> _Directions for this task_
Among these records, which lines include "large"? Copy them out.

> _Stored data entries_

▼

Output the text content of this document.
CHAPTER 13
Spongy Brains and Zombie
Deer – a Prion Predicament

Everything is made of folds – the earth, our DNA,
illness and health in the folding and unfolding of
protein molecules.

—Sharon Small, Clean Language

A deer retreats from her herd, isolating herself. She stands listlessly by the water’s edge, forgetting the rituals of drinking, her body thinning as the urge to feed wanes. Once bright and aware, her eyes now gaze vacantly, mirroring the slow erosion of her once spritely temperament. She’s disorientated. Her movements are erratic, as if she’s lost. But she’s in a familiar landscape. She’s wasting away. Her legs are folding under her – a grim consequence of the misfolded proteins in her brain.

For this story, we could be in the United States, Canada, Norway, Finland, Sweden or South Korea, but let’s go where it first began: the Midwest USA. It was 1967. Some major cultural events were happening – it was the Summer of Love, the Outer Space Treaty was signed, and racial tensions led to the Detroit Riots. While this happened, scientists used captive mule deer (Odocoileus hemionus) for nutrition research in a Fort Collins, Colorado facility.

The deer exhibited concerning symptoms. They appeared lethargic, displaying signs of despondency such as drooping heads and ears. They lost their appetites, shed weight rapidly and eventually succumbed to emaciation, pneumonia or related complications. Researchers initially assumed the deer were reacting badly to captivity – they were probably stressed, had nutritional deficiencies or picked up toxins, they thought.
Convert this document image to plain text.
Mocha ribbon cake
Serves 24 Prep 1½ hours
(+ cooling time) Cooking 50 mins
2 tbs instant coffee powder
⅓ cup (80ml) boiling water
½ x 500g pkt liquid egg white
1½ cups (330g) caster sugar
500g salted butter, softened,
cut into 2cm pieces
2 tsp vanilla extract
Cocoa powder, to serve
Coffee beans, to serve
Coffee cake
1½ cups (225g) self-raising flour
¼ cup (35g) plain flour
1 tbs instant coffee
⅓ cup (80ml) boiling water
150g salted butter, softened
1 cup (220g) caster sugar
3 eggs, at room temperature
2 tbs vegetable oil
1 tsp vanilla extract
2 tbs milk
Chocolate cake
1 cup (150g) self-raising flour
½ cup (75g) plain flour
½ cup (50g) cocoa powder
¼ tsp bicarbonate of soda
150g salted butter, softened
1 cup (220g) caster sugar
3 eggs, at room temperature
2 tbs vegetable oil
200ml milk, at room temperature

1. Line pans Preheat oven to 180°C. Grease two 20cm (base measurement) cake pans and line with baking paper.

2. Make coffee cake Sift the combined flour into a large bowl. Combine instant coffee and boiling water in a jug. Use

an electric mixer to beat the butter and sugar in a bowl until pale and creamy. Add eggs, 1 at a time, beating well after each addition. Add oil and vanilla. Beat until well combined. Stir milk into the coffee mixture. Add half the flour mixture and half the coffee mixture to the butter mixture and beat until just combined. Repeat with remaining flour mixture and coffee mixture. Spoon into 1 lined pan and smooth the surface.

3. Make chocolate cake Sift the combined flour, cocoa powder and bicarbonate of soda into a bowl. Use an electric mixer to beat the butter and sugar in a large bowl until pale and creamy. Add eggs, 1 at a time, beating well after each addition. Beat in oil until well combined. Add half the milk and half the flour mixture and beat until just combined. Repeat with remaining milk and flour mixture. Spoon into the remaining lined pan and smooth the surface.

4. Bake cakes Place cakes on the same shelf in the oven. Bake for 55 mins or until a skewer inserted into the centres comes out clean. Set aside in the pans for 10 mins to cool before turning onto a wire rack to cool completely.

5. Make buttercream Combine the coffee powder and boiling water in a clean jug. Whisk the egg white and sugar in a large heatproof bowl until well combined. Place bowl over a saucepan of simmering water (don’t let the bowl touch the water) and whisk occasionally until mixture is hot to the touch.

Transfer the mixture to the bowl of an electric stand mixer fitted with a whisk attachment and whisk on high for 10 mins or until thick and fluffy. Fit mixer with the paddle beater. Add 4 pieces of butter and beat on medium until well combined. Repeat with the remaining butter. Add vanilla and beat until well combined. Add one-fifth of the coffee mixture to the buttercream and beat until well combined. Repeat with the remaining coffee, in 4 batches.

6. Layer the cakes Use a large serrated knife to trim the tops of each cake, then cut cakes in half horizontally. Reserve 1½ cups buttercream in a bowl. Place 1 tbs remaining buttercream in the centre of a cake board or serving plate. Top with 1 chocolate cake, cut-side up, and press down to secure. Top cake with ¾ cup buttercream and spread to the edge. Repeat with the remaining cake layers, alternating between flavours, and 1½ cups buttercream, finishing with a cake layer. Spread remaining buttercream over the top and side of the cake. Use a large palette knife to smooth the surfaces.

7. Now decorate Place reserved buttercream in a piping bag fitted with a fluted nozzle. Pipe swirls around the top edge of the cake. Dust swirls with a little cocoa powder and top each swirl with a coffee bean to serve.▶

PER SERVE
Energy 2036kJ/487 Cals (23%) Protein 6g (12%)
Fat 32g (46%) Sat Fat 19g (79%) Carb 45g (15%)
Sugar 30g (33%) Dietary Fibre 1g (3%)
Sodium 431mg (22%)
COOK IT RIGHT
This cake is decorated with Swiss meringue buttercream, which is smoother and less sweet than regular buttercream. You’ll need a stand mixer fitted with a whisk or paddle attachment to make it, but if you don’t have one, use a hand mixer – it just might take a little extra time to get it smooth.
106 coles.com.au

▲

> _Response to this exercise_
2. Make coffee cake Sift the combined flour into a large bowl. Combine instant coffee and boiling water in a jug. Use
3. Make chocolate cake Sift the combined flour, cocoa powder and bicarbonate of soda into a bowl. Use an electric mixer to beat the butter and sugar in a large bowl until pale and creamy. Add eggs, 1 at a time, beating well after each addition. Beat in oil until well combined. Add half the milk and half the flour mixture and beat until just combined. Repeat with remaining milk and flour mixture. Spoon into the remaining lined pan and smooth the surface.
5. Make buttercream Combine the coffee powder and boiling water in a clean jug. Whisk the egg white and sugar in a large heatproof bowl until well combined. Place bowl over a saucepan of simmering water (don’t let the bowl touch the water) and whisk occasionally until mixture is hot to the touch.
6. Layer the cakes Use a large serrated knife to trim the tops of each cake, then cut cakes in half horizontally. Reserve 1½ cups buttercream in a bowl. Place 1 tbs remaining buttercream in the centre of a cake board or serving plate. Top with 1 chocolate cake, cut-side up, and press down to secure. Top cake with ¾ cup buttercream and spread to the edge. Repeat with the remaining cake layers, alternating between flavours, and 1½ cups buttercream, finishing with a cake layer. Spread remaining buttercream over the top and side of the cake. Use a large palette knife to smooth the surfaces.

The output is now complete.